** WRITTEN PROBLEM **
Your task is to transcribe all of the data below exactly, omitting the images.

— start —

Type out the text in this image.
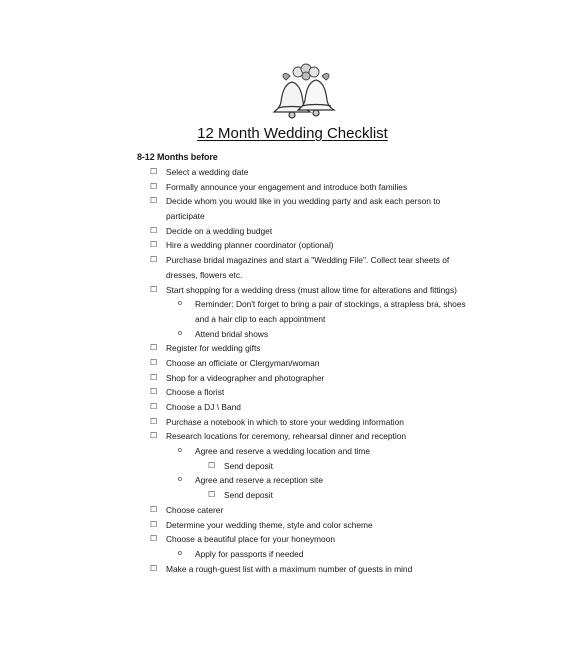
12 Month Wedding Checklist
8-12 Months before
☐ Select a wedding date
☐ Formally announce your engagement and introduce both families
☐ Decide whom you would like in you wedding party and ask each person to
participate
☐ Decide on a wedding budget
☐ Hire a wedding planner coordinator (optional)
☐ Purchase bridal magazines and start a "Wedding File". Collect tear sheets of
dresses, flowers etc.
☐ Start shopping for a wedding dress (must allow time for alterations and fittings)
o Reminder: Don't forget to bring a pair of stockings, a strapless bra, shoes
and a hair clip to each appointment
o Attend bridal shows
☐ Register for wedding gifts
☐ Choose an officiate or Clergyman/woman
☐ Shop for a videographer and photographer
☐ Choose a florist
☐ Choose a DJ \ Band
☐ Purchase a notebook in which to store your wedding information
☐ Research locations for ceremony, rehearsal dinner and reception
o Agree and reserve a wedding location and time
☐ Send deposit
o Agree and reserve a reception site
☐ Send deposit
☐ Choose caterer
☐ Determine your wedding theme, style and color scheme
☐ Choose a beautiful place for your honeymoon
o Apply for passports if needed
☐ Make a rough-guest list with a maximum number of guests in mind
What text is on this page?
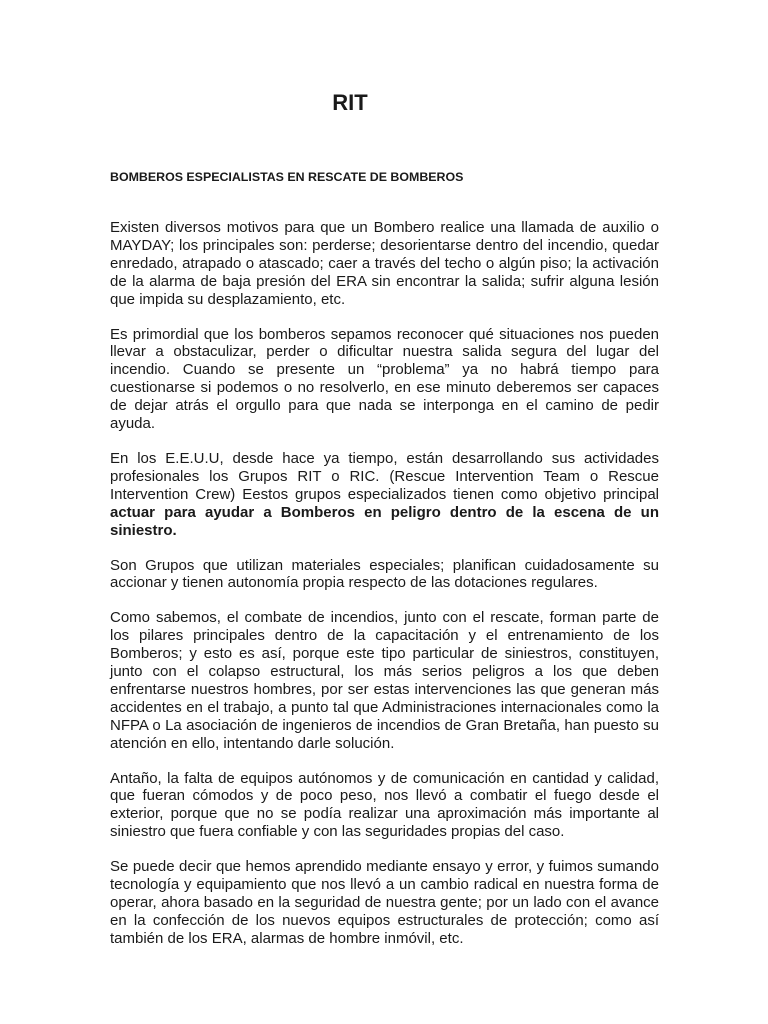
RIT
BOMBEROS ESPECIALISTAS EN RESCATE DE BOMBEROS

Existen diversos motivos para que un Bombero realice una llamada de auxilio o MAYDAY; los principales son: perderse; desorientarse dentro del incendio, quedar enredado, atrapado o atascado; caer a través del techo o algún piso; la activación de la alarma de baja presión del ERA sin encontrar la salida; sufrir alguna lesión que impida su desplazamiento, etc.

Es primordial que los bomberos sepamos reconocer qué situaciones nos pueden llevar a obstaculizar, perder o dificultar nuestra salida segura del lugar del incendio. Cuando se presente un “problema” ya no habrá tiempo para cuestionarse si podemos o no resolverlo, en ese minuto deberemos ser capaces de dejar atrás el orgullo para que nada se interponga en el camino de pedir ayuda.

En los E.E.U.U, desde hace ya tiempo, están desarrollando sus actividades profesionales los Grupos RIT o RIC. (Rescue Intervention Team o Rescue Intervention Crew) Eestos grupos especializados tienen como objetivo principal actuar para ayudar a Bomberos en peligro dentro de la escena de un siniestro.

Son Grupos que utilizan materiales especiales; planifican cuidadosamente su accionar y tienen autonomía propia respecto de las dotaciones regulares.

Como sabemos, el combate de incendios, junto con el rescate, forman parte de los pilares principales dentro de la capacitación y el entrenamiento de los Bomberos; y esto es así, porque este tipo particular de siniestros, constituyen, junto con el colapso estructural, los más serios peligros a los que deben enfrentarse nuestros hombres, por ser estas intervenciones las que generan más accidentes en el trabajo, a punto tal que Administraciones internacionales como la NFPA o La asociación de ingenieros de incendios de Gran Bretaña, han puesto su atención en ello, intentando darle solución.

Antaño, la falta de equipos autónomos y de comunicación en cantidad y calidad, que fueran cómodos y de poco peso, nos llevó a combatir el fuego desde el exterior, porque que no se podía realizar una aproximación más importante al siniestro que fuera confiable y con las seguridades propias del caso.

Se puede decir que hemos aprendido mediante ensayo y error, y fuimos sumando tecnología y equipamiento que nos llevó a un cambio radical en nuestra forma de operar, ahora basado en la seguridad de nuestra gente; por un lado con el avance en la confección de los nuevos equipos estructurales de protección; como así también de los ERA, alarmas de hombre inmóvil, etc.
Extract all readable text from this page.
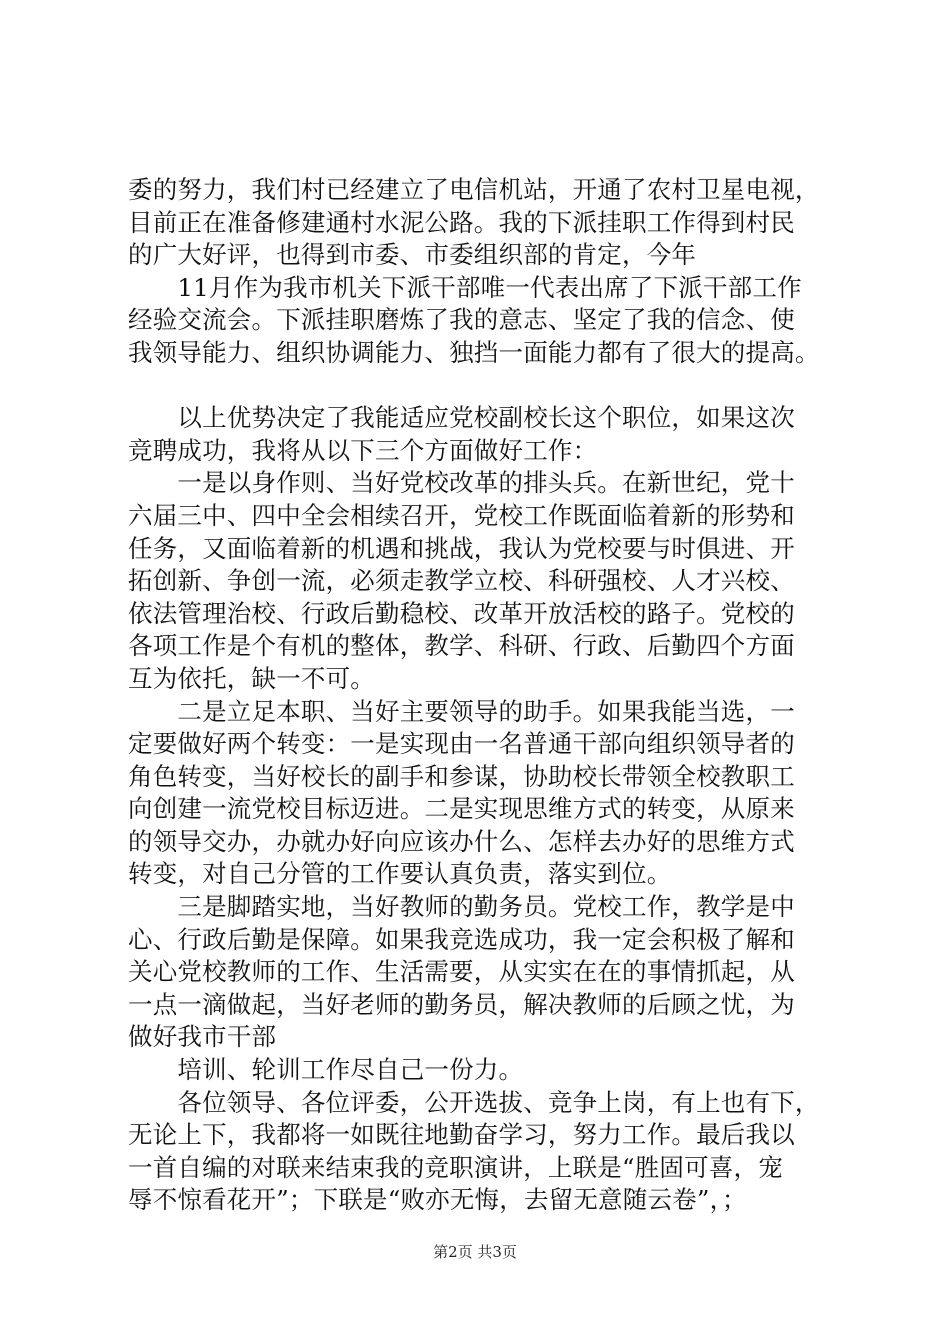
委的努力，我们村已经建立了电信机站，开通了农村卫星电视，
目前正在准备修建通村水泥公路。我的下派挂职工作得到村民
的广大好评，也得到市委、市委组织部的肯定，今年
　　11月作为我市机关下派干部唯一代表出席了下派干部工作
经验交流会。下派挂职磨炼了我的意志、坚定了我的信念、使
我领导能力、组织协调能力、独挡一面能力都有了很大的提高。
　　以上优势决定了我能适应党校副校长这个职位，如果这次
竞聘成功，我将从以下三个方面做好工作：
　　一是以身作则、当好党校改革的排头兵。在新世纪，党十
六届三中、四中全会相续召开，党校工作既面临着新的形势和
任务，又面临着新的机遇和挑战，我认为党校要与时俱进、开
拓创新、争创一流，必须走教学立校、科研强校、人才兴校、
依法管理治校、行政后勤稳校、改革开放活校的路子。党校的
各项工作是个有机的整体，教学、科研、行政、后勤四个方面
互为依托，缺一不可。
　　二是立足本职、当好主要领导的助手。如果我能当选，一
定要做好两个转变：一是实现由一名普通干部向组织领导者的
角色转变，当好校长的副手和参谋，协助校长带领全校教职工
向创建一流党校目标迈进。二是实现思维方式的转变，从原来
的领导交办，办就办好向应该办什么、怎样去办好的思维方式
转变，对自己分管的工作要认真负责，落实到位。
　　三是脚踏实地，当好教师的勤务员。党校工作，教学是中
心、行政后勤是保障。如果我竞选成功，我一定会积极了解和
关心党校教师的工作、生活需要，从实实在在的事情抓起，从
一点一滴做起，当好老师的勤务员，解决教师的后顾之忧，为
做好我市干部
　　培训、轮训工作尽自己一份力。
　　各位领导、各位评委，公开选拔、竞争上岗，有上也有下，
无论上下，我都将一如既往地勤奋学习，努力工作。最后我以
一首自编的对联来结束我的竞职演讲，上联是“胜固可喜，宠
辱不惊看花开”；下联是“败亦无悔，去留无意随云卷”，；
第2页 共3页
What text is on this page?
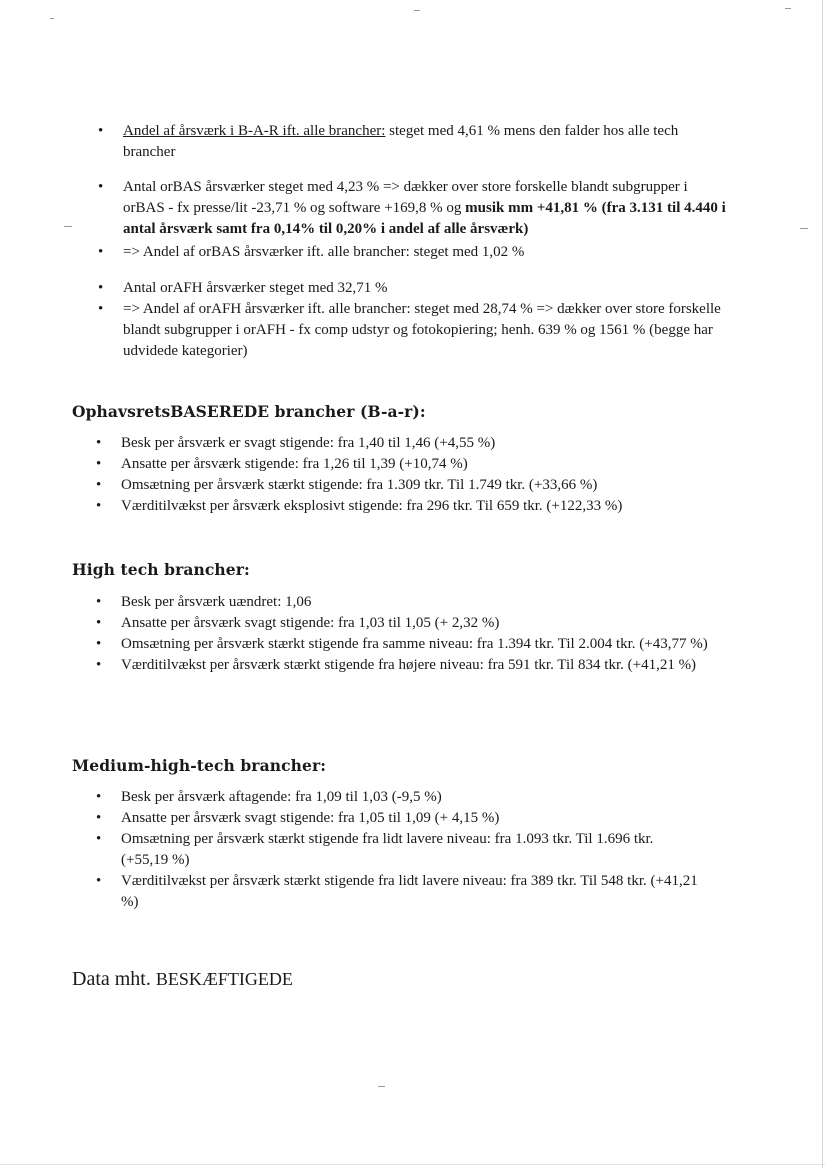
• Andel af årsværk i B-A-R ift. alle brancher: steget med 4,61 % mens den falder hos alle tech brancher
• Antal orBAS årsværker steget med 4,23 % => dækker over store forskelle blandt subgrupper i orBAS - fx presse/lit -23,71 % og software +169,8 % og musik mm +41,81 % (fra 3.131 til 4.440 i antal årsværk samt fra 0,14% til 0,20% i andel af alle årsværk)
• => Andel af orBAS årsværker ift. alle brancher: steget med 1,02 %
• Antal orAFH årsværker steget med 32,71 %
• => Andel af orAFH årsværker ift. alle brancher: steget med 28,74 % => dækker over store forskelle blandt subgrupper i orAFH - fx comp udstyr og fotokopiering; henh. 639 % og 1561 % (begge har udvidede kategorier)
OphavsretsBASEREDE brancher (B-a-r):
• Besk per årsværk er svagt stigende: fra 1,40 til 1,46 (+4,55 %)
• Ansatte per årsværk stigende: fra 1,26 til 1,39 (+10,74 %)
• Omsætning per årsværk stærkt stigende: fra 1.309 tkr. Til 1.749 tkr. (+33,66 %)
• Værditilvækst per årsværk eksplosivt stigende: fra 296 tkr. Til 659 tkr. (+122,33 %)
High tech brancher:
• Besk per årsværk uændret: 1,06
• Ansatte per årsværk svagt stigende: fra 1,03 til 1,05 (+ 2,32 %)
• Omsætning per årsværk stærkt stigende fra samme niveau: fra 1.394 tkr. Til 2.004 tkr. (+43,77 %)
• Værditilvækst per årsværk stærkt stigende fra højere niveau: fra 591 tkr. Til 834 tkr. (+41,21 %)
Medium-high-tech brancher:
• Besk per årsværk aftagende: fra 1,09 til 1,03 (-9,5 %)
• Ansatte per årsværk svagt stigende: fra 1,05 til 1,09 (+ 4,15 %)
• Omsætning per årsværk stærkt stigende fra lidt lavere niveau: fra 1.093 tkr. Til 1.696 tkr. (+55,19 %)
• Værditilvækst per årsværk stærkt stigende fra lidt lavere niveau: fra 389 tkr. Til 548 tkr. (+41,21 %)
Data mht. BESKÆFTIGEDE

— end —

** COMPLETE RESPONSE **
Type out the text in this image.
12 Month Wedding Checklist
8-12 Months before
☐ Select a wedding date
☐ Formally announce your engagement and introduce both families
☐ Decide whom you would like in you wedding party and ask each person to
participate
☐ Decide on a wedding budget
☐ Hire a wedding planner coordinator (optional)
☐ Purchase bridal magazines and start a "Wedding File". Collect tear sheets of
dresses, flowers etc.
☐ Start shopping for a wedding dress (must allow time for alterations and fittings)
o Reminder: Don't forget to bring a pair of stockings, a strapless bra, shoes
and a hair clip to each appointment
o Attend bridal shows
☐ Register for wedding gifts
☐ Choose an officiate or Clergyman/woman
☐ Shop for a videographer and photographer
☐ Choose a florist
☐ Choose a DJ \ Band
☐ Purchase a notebook in which to store your wedding information
☐ Research locations for ceremony, rehearsal dinner and reception
o Agree and reserve a wedding location and time
☐ Send deposit
o Agree and reserve a reception site
☐ Send deposit
☐ Choose caterer
☐ Determine your wedding theme, style and color scheme
☐ Choose a beautiful place for your honeymoon
o Apply for passports if needed
☐ Make a rough-guest list with a maximum number of guests in mind
What text is on this page?
RIT
BOMBEROS ESPECIALISTAS EN RESCATE DE BOMBEROS

Existen diversos motivos para que un Bombero realice una llamada de auxilio o MAYDAY; los principales son: perderse; desorientarse dentro del incendio, quedar enredado, atrapado o atascado; caer a través del techo o algún piso; la activación de la alarma de baja presión del ERA sin encontrar la salida; sufrir alguna lesión que impida su desplazamiento, etc.

Es primordial que los bomberos sepamos reconocer qué situaciones nos pueden llevar a obstaculizar, perder o dificultar nuestra salida segura del lugar del incendio. Cuando se presente un “problema” ya no habrá tiempo para cuestionarse si podemos o no resolverlo, en ese minuto deberemos ser capaces de dejar atrás el orgullo para que nada se interponga en el camino de pedir ayuda.

En los E.E.U.U, desde hace ya tiempo, están desarrollando sus actividades profesionales los Grupos RIT o RIC. (Rescue Intervention Team o Rescue Intervention Crew) Eestos grupos especializados tienen como objetivo principal actuar para ayudar a Bomberos en peligro dentro de la escena de un siniestro.

Son Grupos que utilizan materiales especiales; planifican cuidadosamente su accionar y tienen autonomía propia respecto de las dotaciones regulares.

Como sabemos, el combate de incendios, junto con el rescate, forman parte de los pilares principales dentro de la capacitación y el entrenamiento de los Bomberos; y esto es así, porque este tipo particular de siniestros, constituyen, junto con el colapso estructural, los más serios peligros a los que deben enfrentarse nuestros hombres, por ser estas intervenciones las que generan más accidentes en el trabajo, a punto tal que Administraciones internacionales como la NFPA o La asociación de ingenieros de incendios de Gran Bretaña, han puesto su atención en ello, intentando darle solución.

Antaño, la falta de equipos autónomos y de comunicación en cantidad y calidad, que fueran cómodos y de poco peso, nos llevó a combatir el fuego desde el exterior, porque que no se podía realizar una aproximación más importante al siniestro que fuera confiable y con las seguridades propias del caso.

Se puede decir que hemos aprendido mediante ensayo y error, y fuimos sumando tecnología y equipamiento que nos llevó a un cambio radical en nuestra forma de operar, ahora basado en la seguridad de nuestra gente; por un lado con el avance en la confección de los nuevos equipos estructurales de protección; como así también de los ERA, alarmas de hombre inmóvil, etc.
Extract all readable text from this page.
委的努力，我们村已经建立了电信机站，开通了农村卫星电视，
目前正在准备修建通村水泥公路。我的下派挂职工作得到村民
的广大好评，也得到市委、市委组织部的肯定，今年
　　11月作为我市机关下派干部唯一代表出席了下派干部工作
经验交流会。下派挂职磨炼了我的意志、坚定了我的信念、使
我领导能力、组织协调能力、独挡一面能力都有了很大的提高。
　　以上优势决定了我能适应党校副校长这个职位，如果这次
竞聘成功，我将从以下三个方面做好工作：
　　一是以身作则、当好党校改革的排头兵。在新世纪，党十
六届三中、四中全会相续召开，党校工作既面临着新的形势和
任务，又面临着新的机遇和挑战，我认为党校要与时俱进、开
拓创新、争创一流，必须走教学立校、科研强校、人才兴校、
依法管理治校、行政后勤稳校、改革开放活校的路子。党校的
各项工作是个有机的整体，教学、科研、行政、后勤四个方面
互为依托，缺一不可。
　　二是立足本职、当好主要领导的助手。如果我能当选，一
定要做好两个转变：一是实现由一名普通干部向组织领导者的
角色转变，当好校长的副手和参谋，协助校长带领全校教职工
向创建一流党校目标迈进。二是实现思维方式的转变，从原来
的领导交办，办就办好向应该办什么、怎样去办好的思维方式
转变，对自己分管的工作要认真负责，落实到位。
　　三是脚踏实地，当好教师的勤务员。党校工作，教学是中
心、行政后勤是保障。如果我竞选成功，我一定会积极了解和
关心党校教师的工作、生活需要，从实实在在的事情抓起，从
一点一滴做起，当好老师的勤务员，解决教师的后顾之忧，为
做好我市干部
　　培训、轮训工作尽自己一份力。
　　各位领导、各位评委，公开选拔、竞争上岗，有上也有下，
无论上下，我都将一如既往地勤奋学习，努力工作。最后我以
一首自编的对联来结束我的竞职演讲，上联是“胜固可喜，宠
辱不惊看花开”；下联是“败亦无悔，去留无意随云卷”，；
第2页 共3页
What text is on this page?
• Andel af årsværk i B-A-R ift. alle brancher: steget med 4,61 % mens den falder hos alle tech brancher
• Antal orBAS årsværker steget med 4,23 % => dækker over store forskelle blandt subgrupper i orBAS - fx presse/lit -23,71 % og software +169,8 % og musik mm +41,81 % (fra 3.131 til 4.440 i antal årsværk samt fra 0,14% til 0,20% i andel af alle årsværk)
• => Andel af orBAS årsværker ift. alle brancher: steget med 1,02 %
• Antal orAFH årsværker steget med 32,71 %
• => Andel af orAFH årsværker ift. alle brancher: steget med 28,74 % => dækker over store forskelle blandt subgrupper i orAFH - fx comp udstyr og fotokopiering; henh. 639 % og 1561 % (begge har udvidede kategorier)
OphavsretsBASEREDE brancher (B-a-r):
• Besk per årsværk er svagt stigende: fra 1,40 til 1,46 (+4,55 %)
• Ansatte per årsværk stigende: fra 1,26 til 1,39 (+10,74 %)
• Omsætning per årsværk stærkt stigende: fra 1.309 tkr. Til 1.749 tkr. (+33,66 %)
• Værditilvækst per årsværk eksplosivt stigende: fra 296 tkr. Til 659 tkr. (+122,33 %)
High tech brancher:
• Besk per årsværk uændret: 1,06
• Ansatte per årsværk svagt stigende: fra 1,03 til 1,05 (+ 2,32 %)
• Omsætning per årsværk stærkt stigende fra samme niveau: fra 1.394 tkr. Til 2.004 tkr. (+43,77 %)
• Værditilvækst per årsværk stærkt stigende fra højere niveau: fra 591 tkr. Til 834 tkr. (+41,21 %)
Medium-high-tech brancher:
• Besk per årsværk aftagende: fra 1,09 til 1,03 (-9,5 %)
• Ansatte per årsværk svagt stigende: fra 1,05 til 1,09 (+ 4,15 %)
• Omsætning per årsværk stærkt stigende fra lidt lavere niveau: fra 1.093 tkr. Til 1.696 tkr. (+55,19 %)
• Værditilvækst per årsværk stærkt stigende fra lidt lavere niveau: fra 389 tkr. Til 548 tkr. (+41,21 %)
Data mht. BESKÆFTIGEDE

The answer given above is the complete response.